Reproduce all the lines exactly as they stand, apart from the pictures.

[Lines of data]
━━━━━━
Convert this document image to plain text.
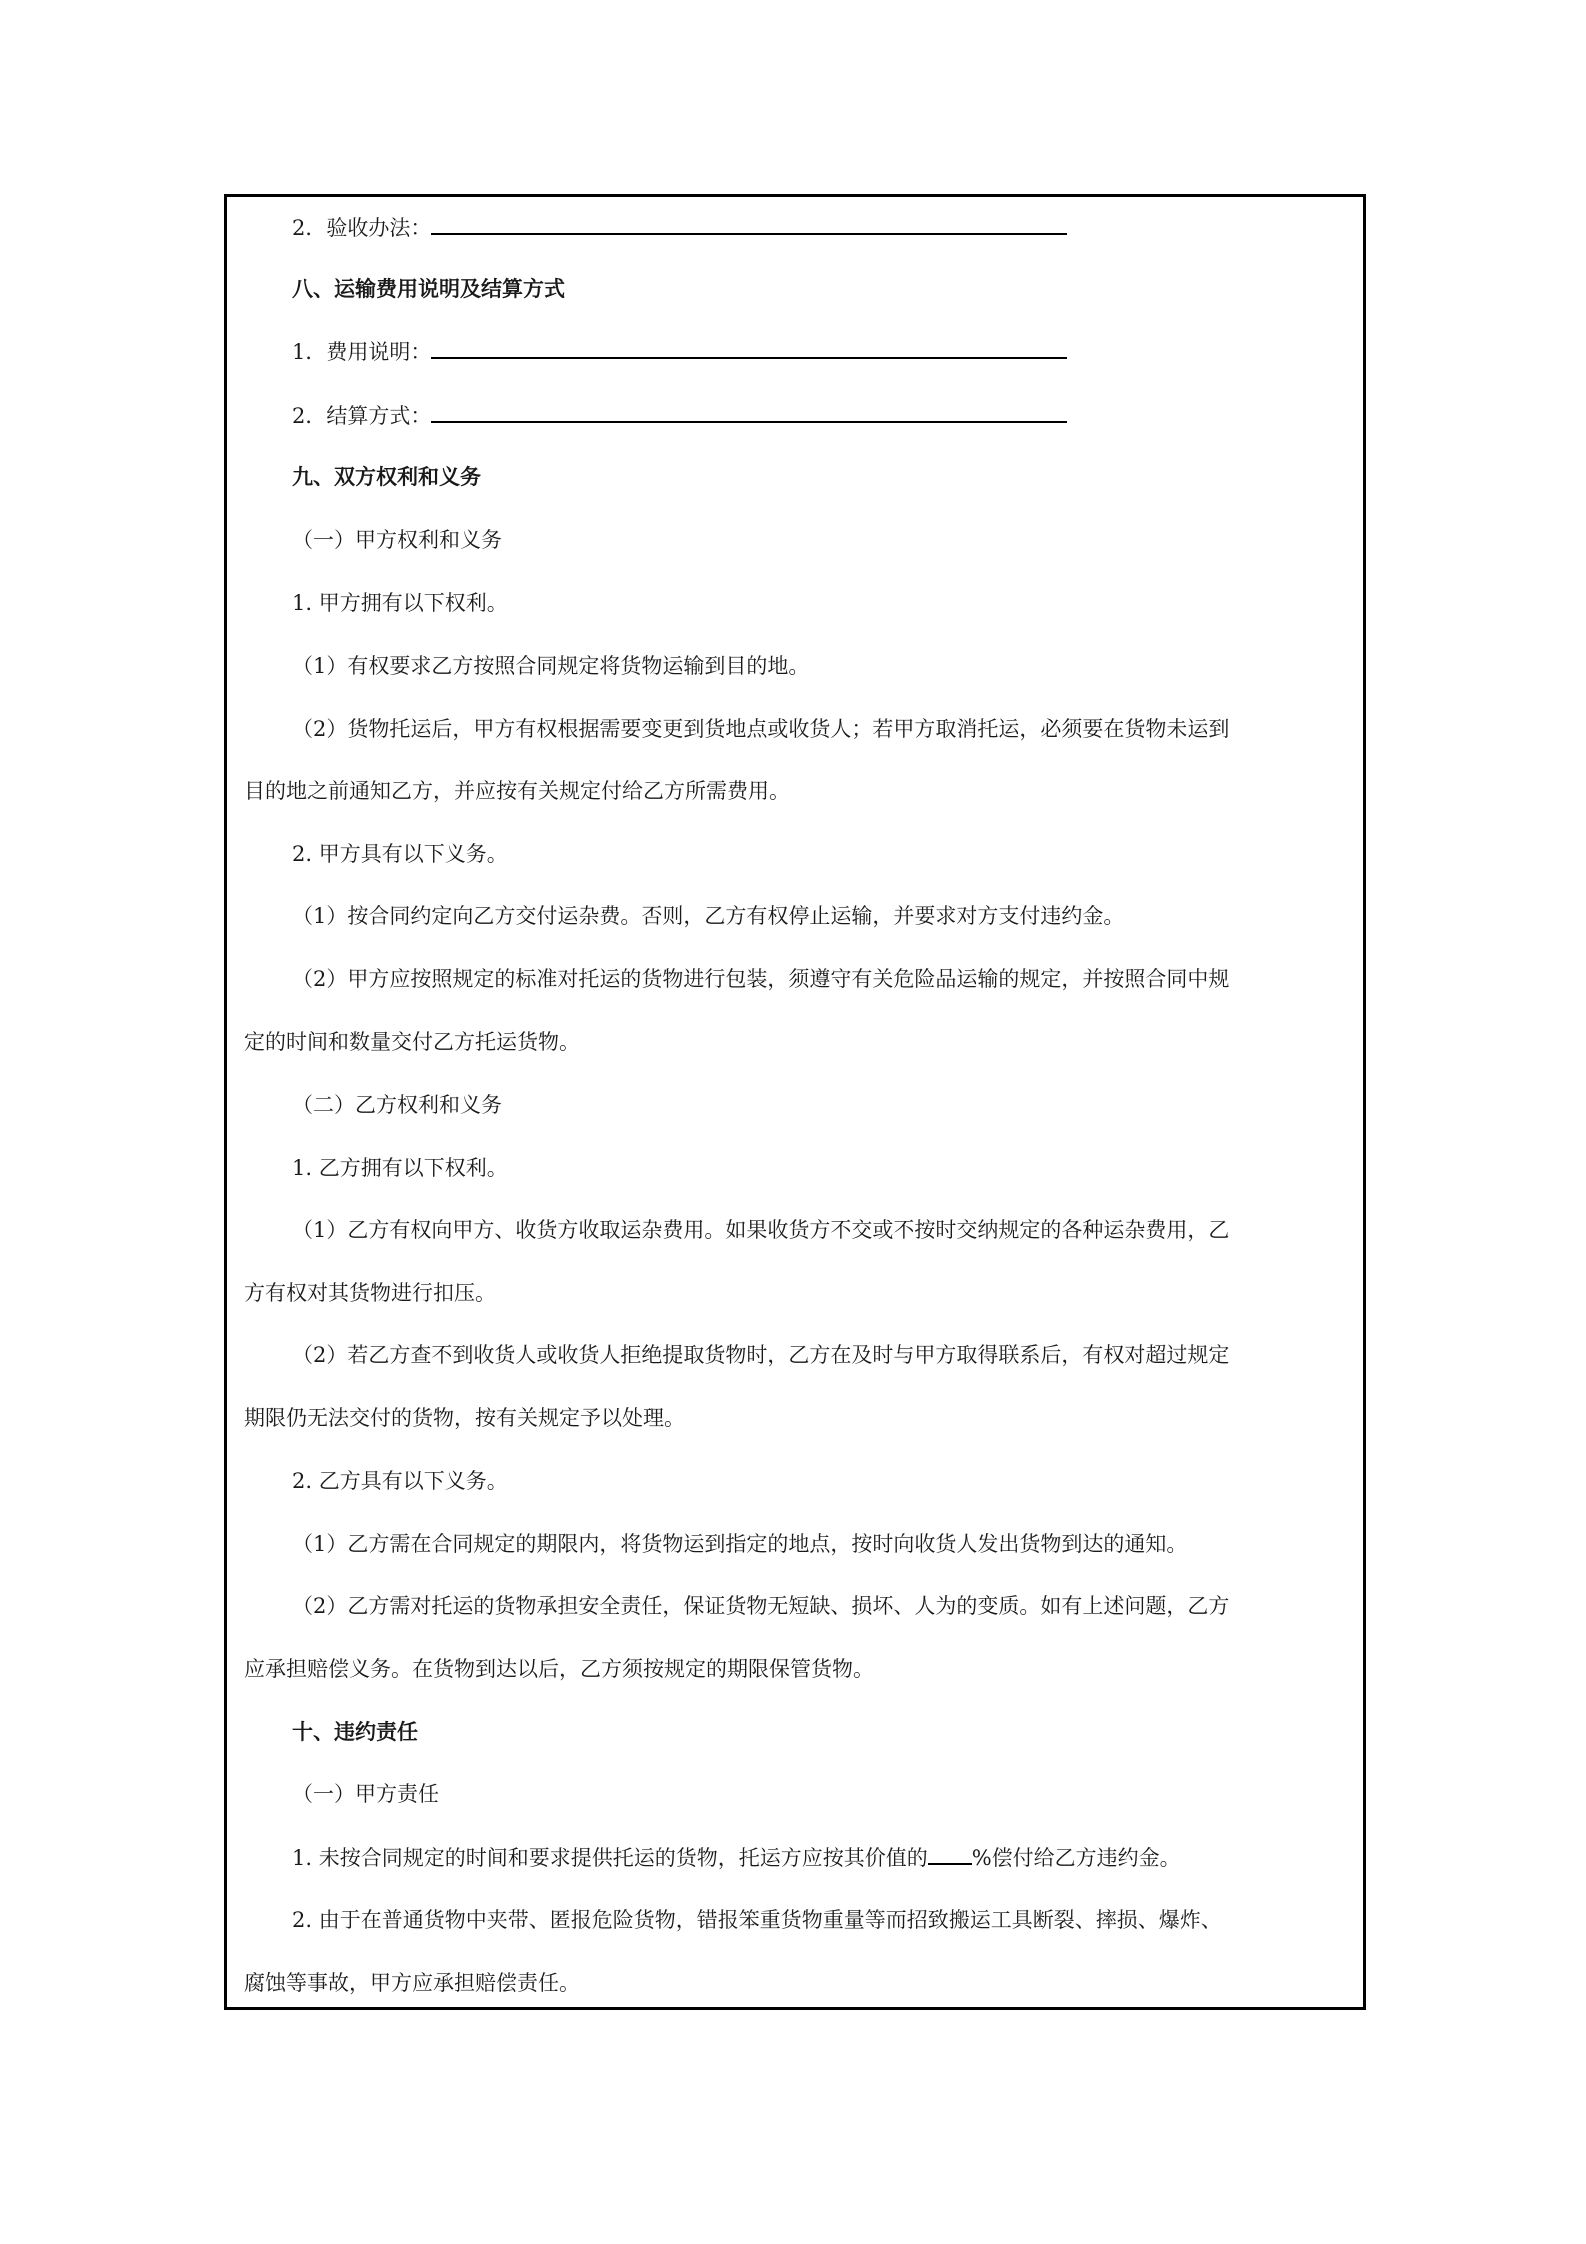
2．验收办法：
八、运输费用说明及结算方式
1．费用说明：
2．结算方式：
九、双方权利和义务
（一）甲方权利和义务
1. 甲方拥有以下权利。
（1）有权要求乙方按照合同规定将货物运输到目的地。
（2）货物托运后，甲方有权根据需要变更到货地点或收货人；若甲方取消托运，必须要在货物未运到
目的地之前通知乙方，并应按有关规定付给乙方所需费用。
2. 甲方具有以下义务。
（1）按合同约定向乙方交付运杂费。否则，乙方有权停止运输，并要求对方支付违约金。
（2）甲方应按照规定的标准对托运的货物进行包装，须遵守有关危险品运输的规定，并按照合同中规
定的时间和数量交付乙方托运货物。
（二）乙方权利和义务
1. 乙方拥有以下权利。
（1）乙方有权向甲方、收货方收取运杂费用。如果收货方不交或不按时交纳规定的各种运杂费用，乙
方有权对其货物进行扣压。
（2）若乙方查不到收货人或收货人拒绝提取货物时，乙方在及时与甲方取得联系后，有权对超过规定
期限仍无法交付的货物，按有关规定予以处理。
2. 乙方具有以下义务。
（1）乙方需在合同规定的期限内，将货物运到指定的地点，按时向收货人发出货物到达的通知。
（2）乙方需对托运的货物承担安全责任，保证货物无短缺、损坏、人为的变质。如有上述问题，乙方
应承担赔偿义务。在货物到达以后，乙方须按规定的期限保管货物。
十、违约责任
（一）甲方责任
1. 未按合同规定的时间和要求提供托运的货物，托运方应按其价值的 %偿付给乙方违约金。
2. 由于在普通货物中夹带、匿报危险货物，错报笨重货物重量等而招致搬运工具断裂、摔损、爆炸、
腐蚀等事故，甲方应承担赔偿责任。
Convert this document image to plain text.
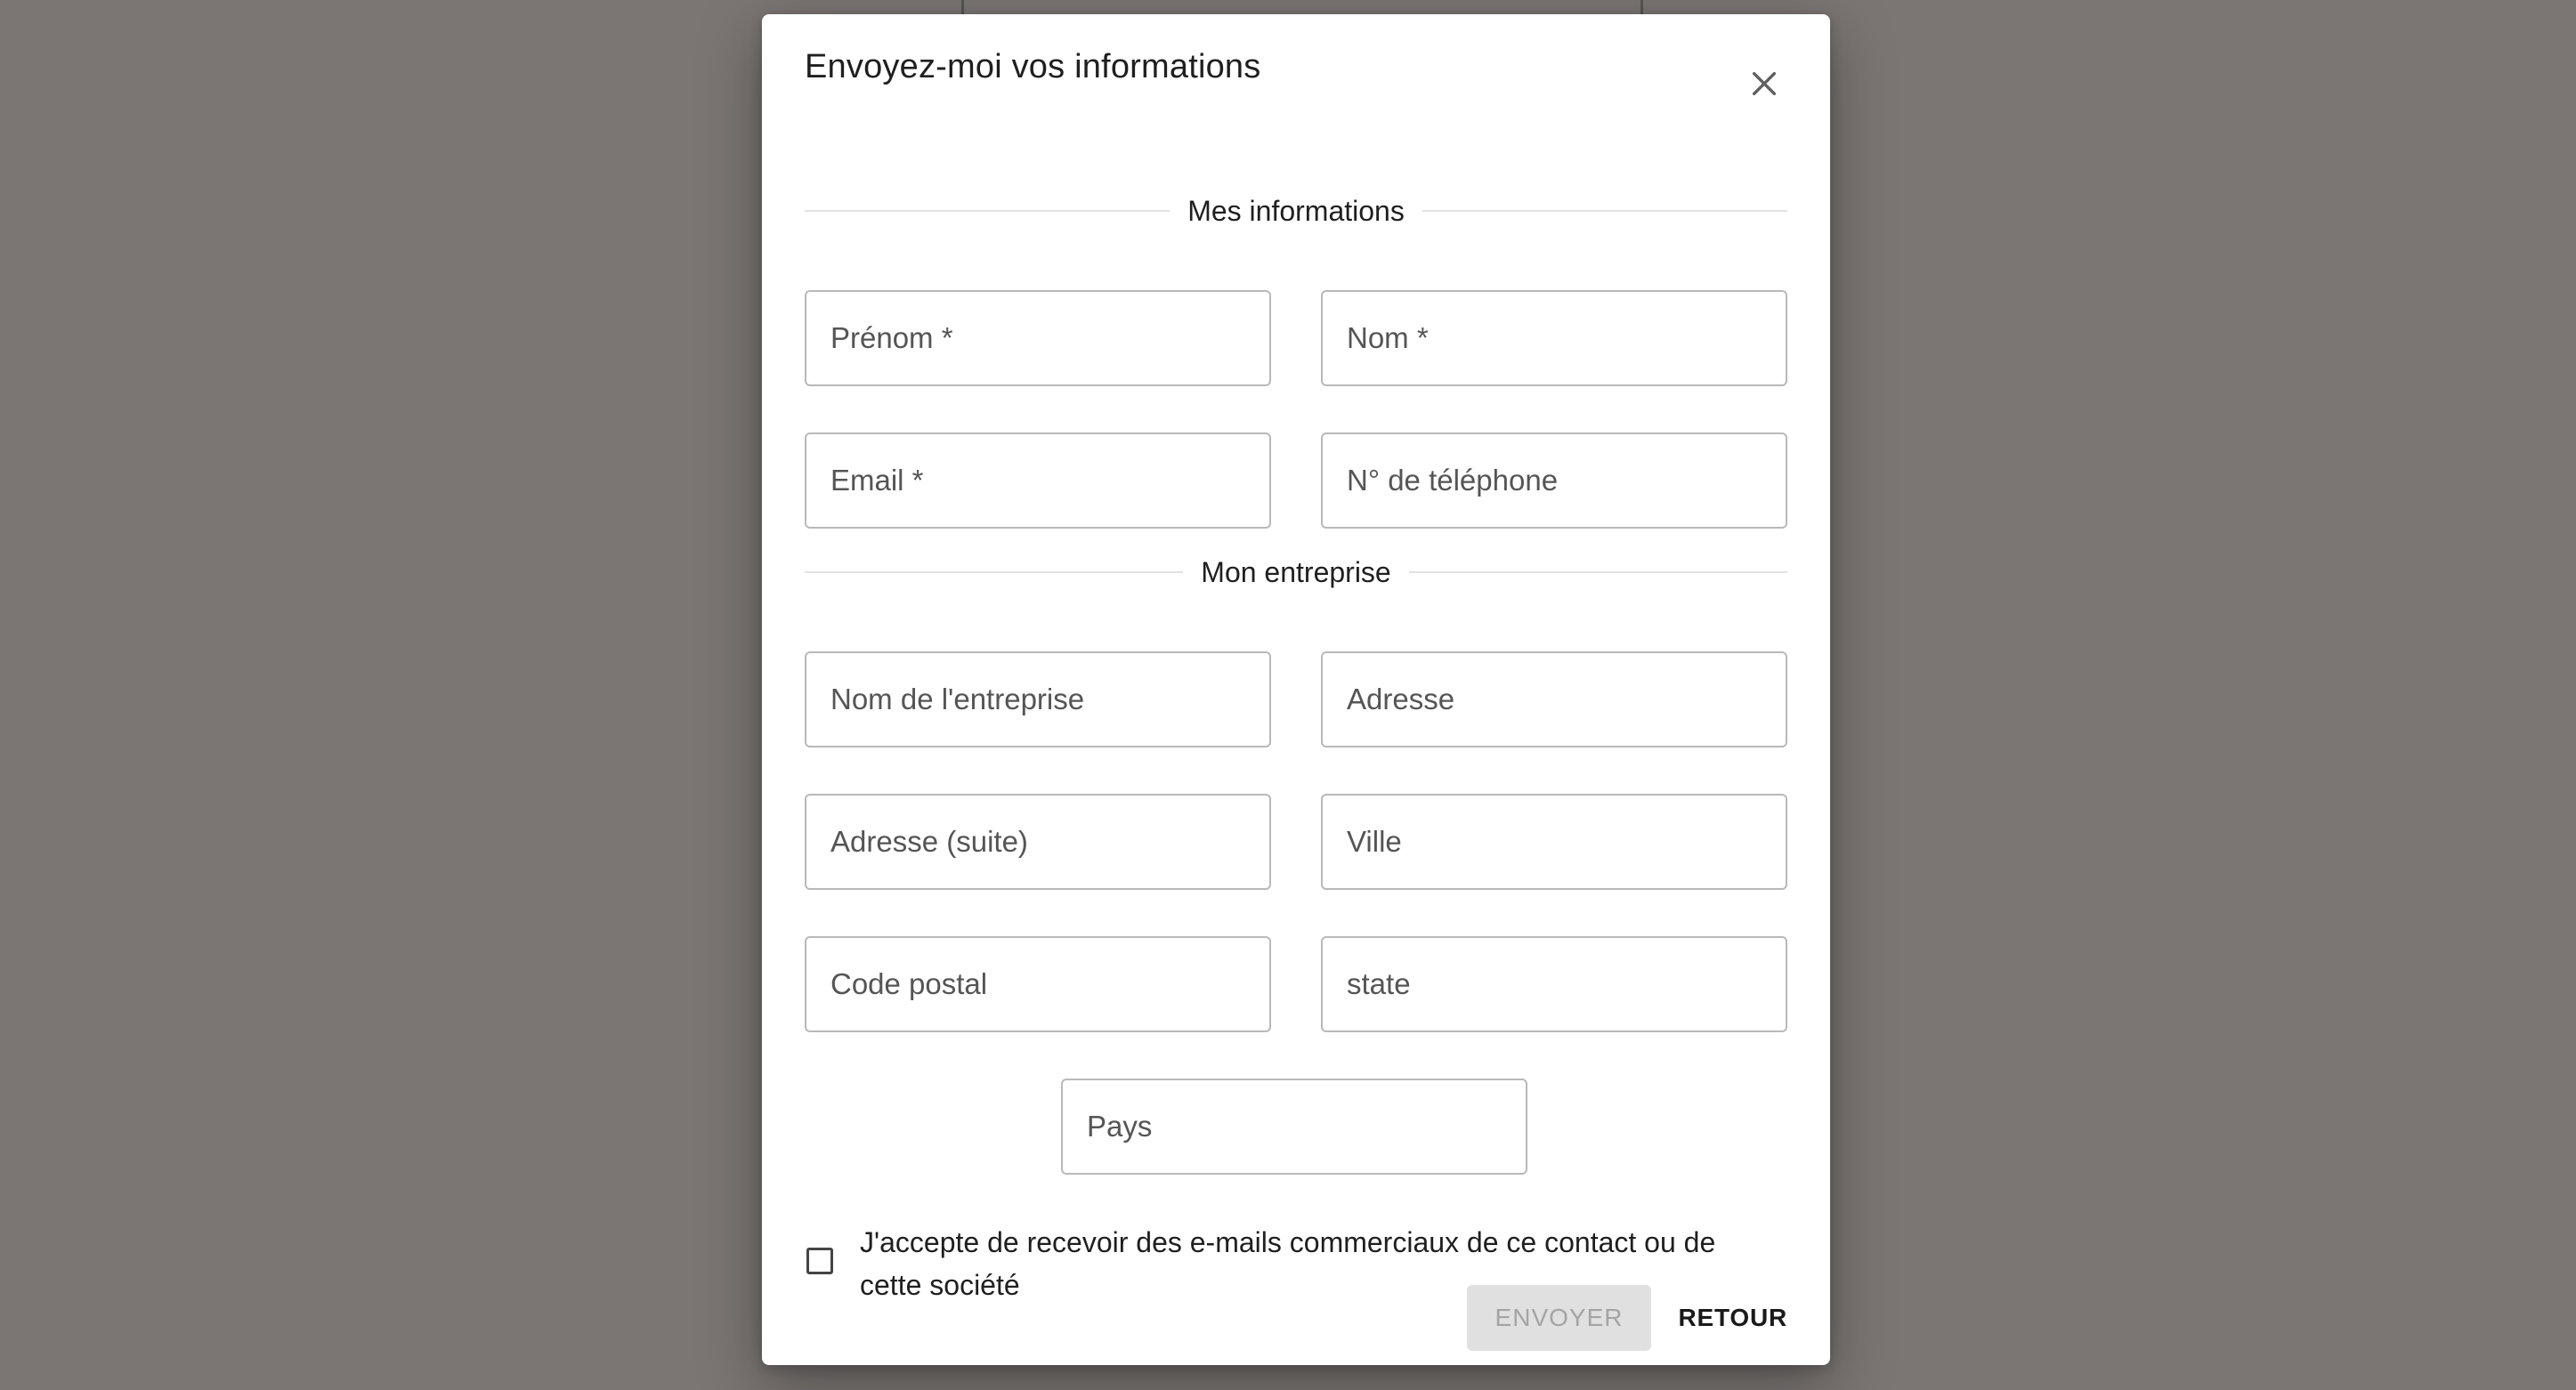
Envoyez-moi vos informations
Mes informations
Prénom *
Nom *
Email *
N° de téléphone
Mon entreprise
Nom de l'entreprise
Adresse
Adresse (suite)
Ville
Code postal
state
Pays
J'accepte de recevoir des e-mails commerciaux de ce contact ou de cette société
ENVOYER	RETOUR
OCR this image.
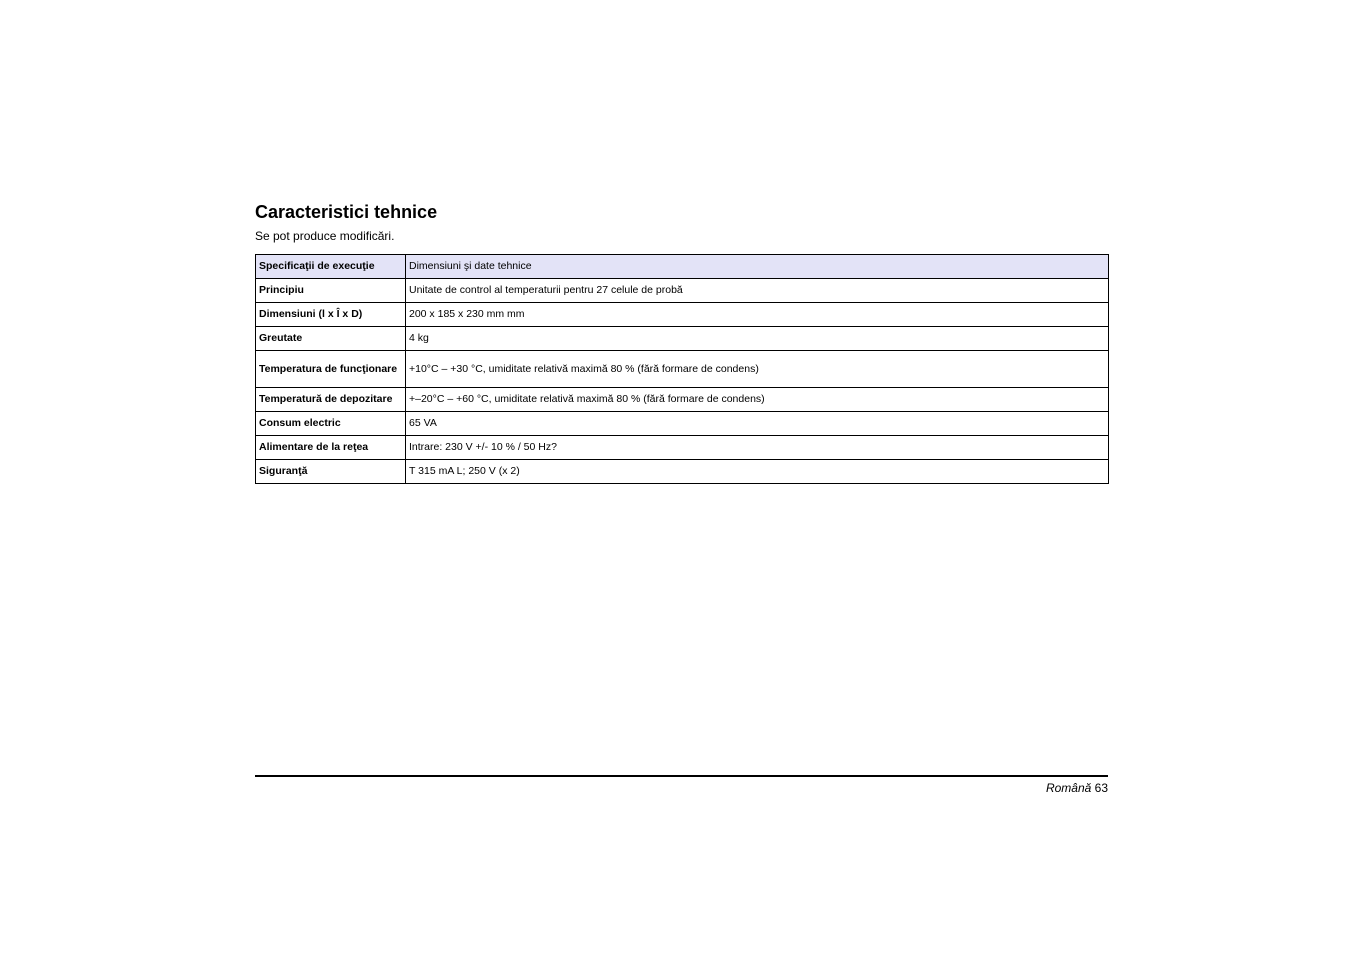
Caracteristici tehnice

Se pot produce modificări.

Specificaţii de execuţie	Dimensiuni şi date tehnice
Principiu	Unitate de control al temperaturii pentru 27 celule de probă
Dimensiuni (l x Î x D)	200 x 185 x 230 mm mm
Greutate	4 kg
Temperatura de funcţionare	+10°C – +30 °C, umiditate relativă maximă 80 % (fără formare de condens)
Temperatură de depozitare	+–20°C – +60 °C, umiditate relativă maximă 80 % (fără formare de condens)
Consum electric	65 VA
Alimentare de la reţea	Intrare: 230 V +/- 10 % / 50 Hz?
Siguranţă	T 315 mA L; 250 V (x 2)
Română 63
━━━━━━
#### [Solution to this task]
Convert this document image to plain text.
2．验收办法：
八、运输费用说明及结算方式
1．费用说明：
2．结算方式：
九、双方权利和义务
（一）甲方权利和义务
1. 甲方拥有以下权利。
（1）有权要求乙方按照合同规定将货物运输到目的地。
（2）货物托运后，甲方有权根据需要变更到货地点或收货人；若甲方取消托运，必须要在货物未运到
目的地之前通知乙方，并应按有关规定付给乙方所需费用。
2. 甲方具有以下义务。
（1）按合同约定向乙方交付运杂费。否则，乙方有权停止运输，并要求对方支付违约金。
（2）甲方应按照规定的标准对托运的货物进行包装，须遵守有关危险品运输的规定，并按照合同中规
定的时间和数量交付乙方托运货物。
（二）乙方权利和义务
1. 乙方拥有以下权利。
（1）乙方有权向甲方、收货方收取运杂费用。如果收货方不交或不按时交纳规定的各种运杂费用，乙
方有权对其货物进行扣压。
（2）若乙方查不到收货人或收货人拒绝提取货物时，乙方在及时与甲方取得联系后，有权对超过规定
期限仍无法交付的货物，按有关规定予以处理。
2. 乙方具有以下义务。
（1）乙方需在合同规定的期限内，将货物运到指定的地点，按时向收货人发出货物到达的通知。
（2）乙方需对托运的货物承担安全责任，保证货物无短缺、损坏、人为的变质。如有上述问题，乙方
应承担赔偿义务。在货物到达以后，乙方须按规定的期限保管货物。
十、违约责任
（一）甲方责任
1. 未按合同规定的时间和要求提供托运的货物，托运方应按其价值的 %偿付给乙方违约金。
2. 由于在普通货物中夹带、匿报危险货物，错报笨重货物重量等而招致搬运工具断裂、摔损、爆炸、
腐蚀等事故，甲方应承担赔偿责任。
Convert this document image to plain text.
Envoyez-moi vos informations
Mes informations
Prénom *
Nom *
Email *
N° de téléphone
Mon entreprise
Nom de l'entreprise
Adresse
Adresse (suite)
Ville
Code postal
state
Pays
J'accepte de recevoir des e-mails commerciaux de ce contact ou de cette société
ENVOYER	RETOUR
OCR this image.
Caracteristici tehnice

Se pot produce modificări.

Specificaţii de execuţie	Dimensiuni şi date tehnice
Principiu	Unitate de control al temperaturii pentru 27 celule de probă
Dimensiuni (l x Î x D)	200 x 185 x 230 mm mm
Greutate	4 kg
Temperatura de funcţionare	+10°C – +30 °C, umiditate relativă maximă 80 % (fără formare de condens)
Temperatură de depozitare	+–20°C – +60 °C, umiditate relativă maximă 80 % (fără formare de condens)
Consum electric	65 VA
Alimentare de la reţea	Intrare: 230 V +/- 10 % / 50 Hz?
Siguranţă	T 315 mA L; 250 V (x 2)
Română 63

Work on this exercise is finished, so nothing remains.